* start Dataset *
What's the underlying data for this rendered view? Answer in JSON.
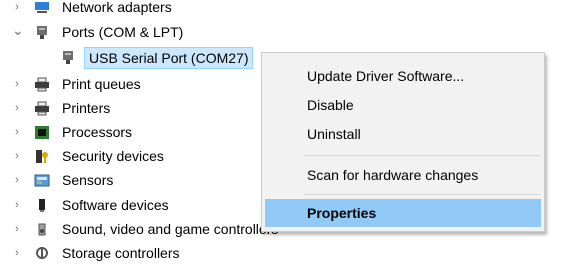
{
  "tree": {
    "network_adapters": "Network adapters",
    "ports": "Ports (COM & LPT)",
    "usb_serial": "USB Serial Port (COM27)",
    "print_queues": "Print queues",
    "printers": "Printers",
    "processors": "Processors",
    "security_devices": "Security devices",
    "sensors": "Sensors",
    "software_devices": "Software devices",
    "sound": "Sound, video and game controllers",
    "storage": "Storage controllers"
  },
  "context_menu": {
    "update_driver": "Update Driver Software...",
    "disable": "Disable",
    "uninstall": "Uninstall",
    "scan": "Scan for hardware changes",
    "properties": "Properties"
  },
  "glyphs": {
    "collapsed": "›",
    "expanded": "⌄"
  },
  "colors": {
    "menu_highlight": "#91c9f7",
    "selection": "#cce8ff"
  }
}
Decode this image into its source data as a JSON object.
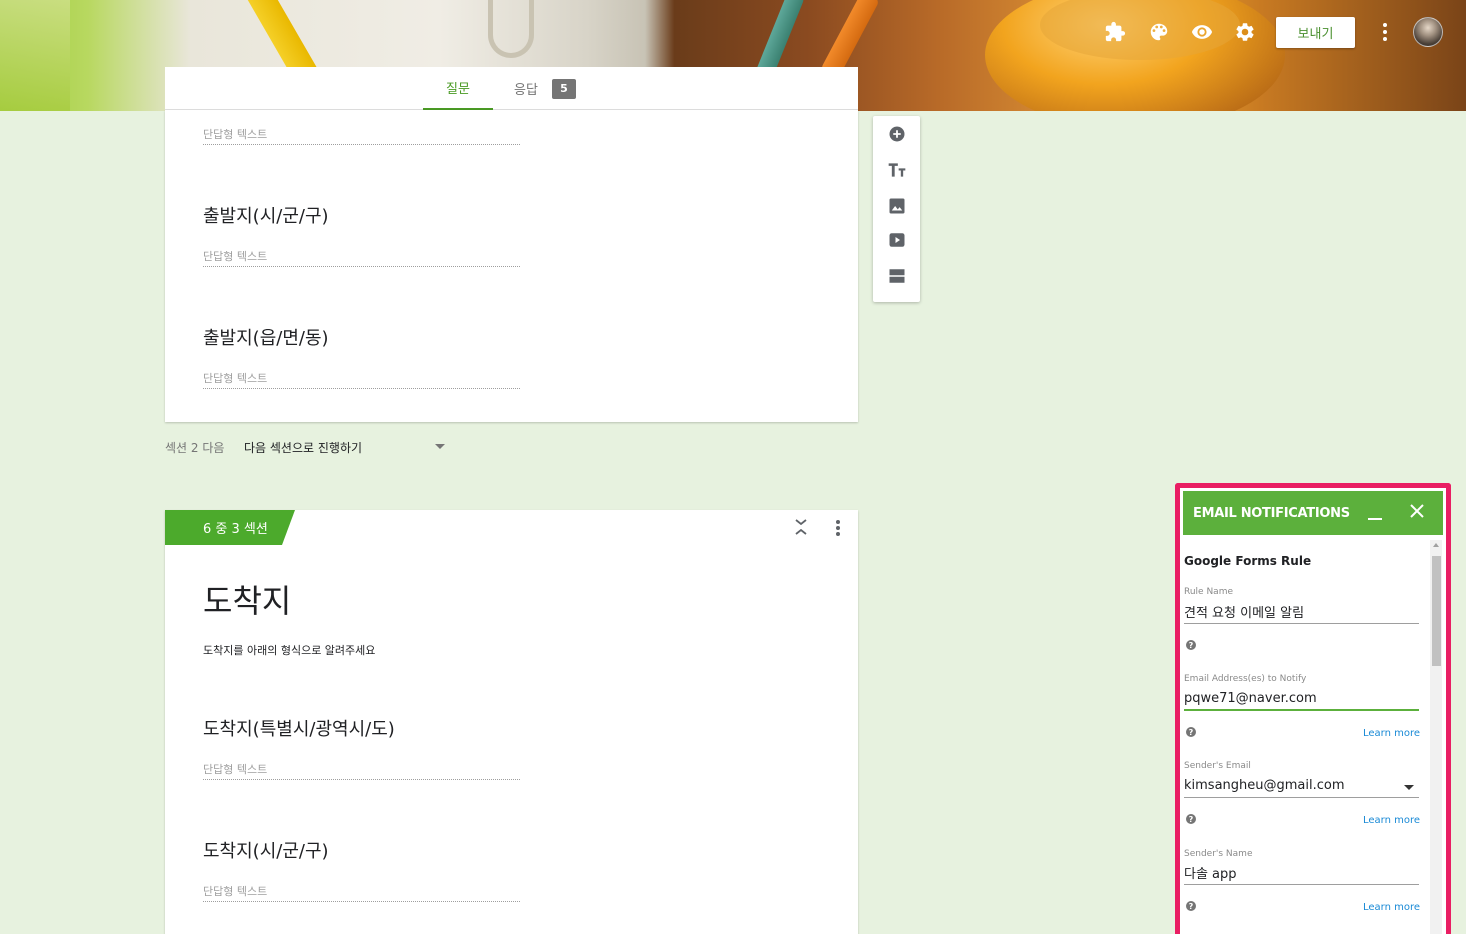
* end Dataset *
__Aim__: Each record should be quoted exactly, with the images omitted.

__Solution__:
What's the underlying data for this rendered view? Answer in JSON.
{
  "tree": {
    "network_adapters": "Network adapters",
    "ports": "Ports (COM & LPT)",
    "usb_serial": "USB Serial Port (COM27)",
    "print_queues": "Print queues",
    "printers": "Printers",
    "processors": "Processors",
    "security_devices": "Security devices",
    "sensors": "Sensors",
    "software_devices": "Software devices",
    "sound": "Sound, video and game controllers",
    "storage": "Storage controllers"
  },
  "context_menu": {
    "update_driver": "Update Driver Software...",
    "disable": "Disable",
    "uninstall": "Uninstall",
    "scan": "Scan for hardware changes",
    "properties": "Properties"
  },
  "glyphs": {
    "collapsed": "›",
    "expanded": "⌄"
  },
  "colors": {
    "menu_highlight": "#91c9f7",
    "selection": "#cce8ff"
  }
}
Decode this image into its source data as a JSON object.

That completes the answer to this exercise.